Provided data:
- - - - - - -

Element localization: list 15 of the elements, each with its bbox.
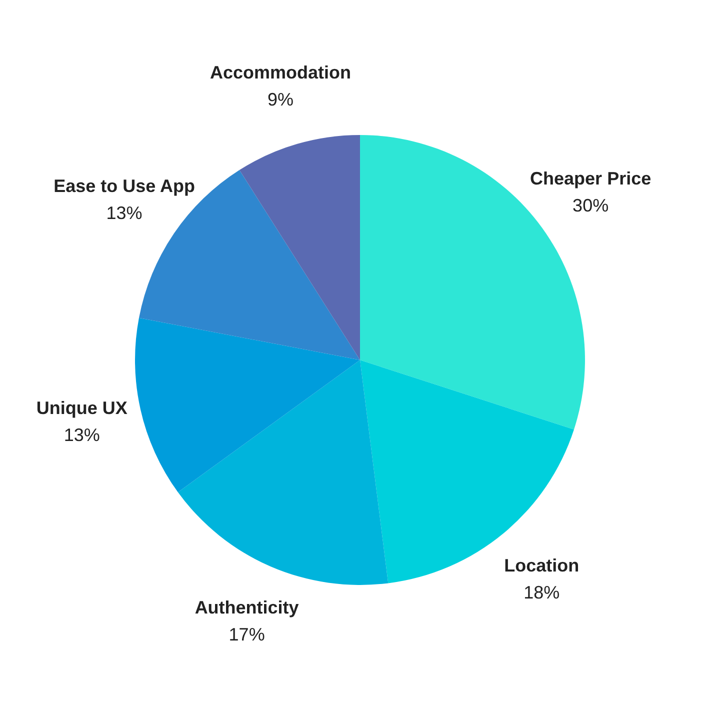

- - - - - - -

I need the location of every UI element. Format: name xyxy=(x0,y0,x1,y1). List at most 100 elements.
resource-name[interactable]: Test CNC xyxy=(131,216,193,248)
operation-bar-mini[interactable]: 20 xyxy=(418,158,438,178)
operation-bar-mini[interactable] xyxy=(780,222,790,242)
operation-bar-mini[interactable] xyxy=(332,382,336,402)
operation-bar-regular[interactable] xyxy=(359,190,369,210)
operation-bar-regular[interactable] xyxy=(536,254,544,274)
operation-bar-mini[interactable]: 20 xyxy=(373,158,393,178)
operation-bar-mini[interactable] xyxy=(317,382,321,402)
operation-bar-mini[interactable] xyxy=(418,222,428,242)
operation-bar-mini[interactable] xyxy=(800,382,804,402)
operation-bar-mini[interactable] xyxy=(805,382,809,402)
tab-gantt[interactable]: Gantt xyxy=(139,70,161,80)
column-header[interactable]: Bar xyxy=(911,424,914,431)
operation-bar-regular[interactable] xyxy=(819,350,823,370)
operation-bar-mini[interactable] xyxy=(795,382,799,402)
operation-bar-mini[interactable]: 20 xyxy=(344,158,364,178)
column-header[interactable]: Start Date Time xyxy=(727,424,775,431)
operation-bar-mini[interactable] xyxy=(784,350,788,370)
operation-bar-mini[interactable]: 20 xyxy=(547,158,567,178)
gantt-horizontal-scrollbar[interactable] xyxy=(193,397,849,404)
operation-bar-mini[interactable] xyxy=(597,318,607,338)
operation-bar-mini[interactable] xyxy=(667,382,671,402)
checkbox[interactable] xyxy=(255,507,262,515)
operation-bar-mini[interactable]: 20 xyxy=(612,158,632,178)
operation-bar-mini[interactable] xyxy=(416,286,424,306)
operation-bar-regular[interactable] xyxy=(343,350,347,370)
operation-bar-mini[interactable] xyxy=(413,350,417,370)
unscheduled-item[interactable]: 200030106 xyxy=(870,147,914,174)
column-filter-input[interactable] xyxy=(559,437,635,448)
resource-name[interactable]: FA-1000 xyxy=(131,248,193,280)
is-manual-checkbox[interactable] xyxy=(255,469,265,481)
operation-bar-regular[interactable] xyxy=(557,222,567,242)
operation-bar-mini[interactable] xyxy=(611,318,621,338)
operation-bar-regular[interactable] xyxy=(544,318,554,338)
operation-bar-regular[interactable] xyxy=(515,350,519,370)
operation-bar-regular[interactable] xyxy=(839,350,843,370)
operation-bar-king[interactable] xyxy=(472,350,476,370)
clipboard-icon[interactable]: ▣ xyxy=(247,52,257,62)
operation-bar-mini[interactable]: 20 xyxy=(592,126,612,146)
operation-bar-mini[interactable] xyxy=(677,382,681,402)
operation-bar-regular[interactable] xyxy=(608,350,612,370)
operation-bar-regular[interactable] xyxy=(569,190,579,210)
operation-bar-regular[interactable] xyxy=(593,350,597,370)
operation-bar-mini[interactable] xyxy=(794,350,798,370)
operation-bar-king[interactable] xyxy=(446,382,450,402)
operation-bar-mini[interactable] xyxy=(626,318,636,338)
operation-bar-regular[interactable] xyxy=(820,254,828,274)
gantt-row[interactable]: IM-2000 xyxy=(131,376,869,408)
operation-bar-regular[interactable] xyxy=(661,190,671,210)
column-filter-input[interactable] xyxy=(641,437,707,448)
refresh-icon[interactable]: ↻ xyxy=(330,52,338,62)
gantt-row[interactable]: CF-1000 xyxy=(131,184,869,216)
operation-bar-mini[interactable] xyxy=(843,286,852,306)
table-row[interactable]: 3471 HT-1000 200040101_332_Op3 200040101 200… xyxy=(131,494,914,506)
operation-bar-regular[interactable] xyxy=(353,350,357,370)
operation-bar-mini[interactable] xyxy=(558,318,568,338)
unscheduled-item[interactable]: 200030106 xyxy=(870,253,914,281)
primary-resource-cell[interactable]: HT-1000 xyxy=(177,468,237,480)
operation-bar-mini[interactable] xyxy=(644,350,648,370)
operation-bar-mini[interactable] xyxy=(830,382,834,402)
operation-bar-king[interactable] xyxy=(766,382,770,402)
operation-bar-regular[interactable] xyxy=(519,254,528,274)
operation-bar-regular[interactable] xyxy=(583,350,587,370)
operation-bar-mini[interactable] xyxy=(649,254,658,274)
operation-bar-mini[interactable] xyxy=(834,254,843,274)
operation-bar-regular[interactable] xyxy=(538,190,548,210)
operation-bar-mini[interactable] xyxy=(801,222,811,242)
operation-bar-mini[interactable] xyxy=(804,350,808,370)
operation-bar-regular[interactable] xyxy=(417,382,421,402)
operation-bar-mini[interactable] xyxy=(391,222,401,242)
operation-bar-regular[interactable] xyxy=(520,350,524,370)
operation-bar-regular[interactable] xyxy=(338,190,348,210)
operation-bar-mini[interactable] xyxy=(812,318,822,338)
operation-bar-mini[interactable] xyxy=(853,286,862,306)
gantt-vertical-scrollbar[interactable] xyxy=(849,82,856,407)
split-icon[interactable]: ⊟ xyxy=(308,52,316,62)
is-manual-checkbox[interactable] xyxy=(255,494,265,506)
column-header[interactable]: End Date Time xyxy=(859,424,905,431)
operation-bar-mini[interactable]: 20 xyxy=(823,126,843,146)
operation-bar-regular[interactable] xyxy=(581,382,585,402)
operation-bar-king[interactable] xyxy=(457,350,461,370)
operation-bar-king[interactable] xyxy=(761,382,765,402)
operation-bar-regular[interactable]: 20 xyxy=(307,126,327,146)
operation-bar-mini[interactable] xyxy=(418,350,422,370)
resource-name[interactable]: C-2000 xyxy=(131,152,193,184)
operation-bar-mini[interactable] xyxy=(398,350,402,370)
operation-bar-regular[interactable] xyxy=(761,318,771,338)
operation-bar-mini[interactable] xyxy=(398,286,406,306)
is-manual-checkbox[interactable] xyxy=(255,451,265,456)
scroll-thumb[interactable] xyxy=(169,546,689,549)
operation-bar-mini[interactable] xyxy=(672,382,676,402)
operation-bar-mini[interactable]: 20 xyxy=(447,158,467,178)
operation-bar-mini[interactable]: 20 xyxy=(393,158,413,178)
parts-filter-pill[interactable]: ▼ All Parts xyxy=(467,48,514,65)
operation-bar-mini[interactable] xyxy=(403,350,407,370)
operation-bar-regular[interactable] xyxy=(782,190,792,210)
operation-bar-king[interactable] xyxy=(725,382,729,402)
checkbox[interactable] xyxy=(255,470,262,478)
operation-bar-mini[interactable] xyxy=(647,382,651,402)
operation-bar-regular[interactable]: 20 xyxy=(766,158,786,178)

- - - - - - -

Challenge:
Present the entries from the line containing "I need the location" through the line containing "checkbox[interactable] xyxy=(255,507,262,515)", both included, as a numbered list with blank lines omitted.

Task result:
1. I need the location of every UI element. Format: name xyxy=(x0,y0,x1,y1). List at most 100 elements.
2. resource-name[interactable]: Test CNC xyxy=(131,216,193,248)
3. operation-bar-mini[interactable]: 20 xyxy=(418,158,438,178)
4. operation-bar-mini[interactable] xyxy=(780,222,790,242)
5. operation-bar-mini[interactable] xyxy=(332,382,336,402)
6. operation-bar-regular[interactable] xyxy=(359,190,369,210)
7. operation-bar-regular[interactable] xyxy=(536,254,544,274)
8. operation-bar-mini[interactable]: 20 xyxy=(373,158,393,178)
9. operation-bar-mini[interactable] xyxy=(317,382,321,402)
10. operation-bar-mini[interactable] xyxy=(418,222,428,242)
11. operation-bar-mini[interactable] xyxy=(800,382,804,402)
12. operation-bar-mini[interactable] xyxy=(805,382,809,402)
13. tab-gantt[interactable]: Gantt xyxy=(139,70,161,80)
14. column-header[interactable]: Bar xyxy=(911,424,914,431)
15. operation-bar-regular[interactable] xyxy=(819,350,823,370)
16. operation-bar-mini[interactable] xyxy=(795,382,799,402)
17. operation-bar-mini[interactable]: 20 xyxy=(344,158,364,178)
18. column-header[interactable]: Start Date Time xyxy=(727,424,775,431)
19. operation-bar-mini[interactable] xyxy=(784,350,788,370)
20. operation-bar-mini[interactable]: 20 xyxy=(547,158,567,178)
21. gantt-horizontal-scrollbar[interactable] xyxy=(193,397,849,404)
22. operation-bar-mini[interactable] xyxy=(597,318,607,338)
23. operation-bar-mini[interactable] xyxy=(667,382,671,402)
24. checkbox[interactable] xyxy=(255,507,262,515)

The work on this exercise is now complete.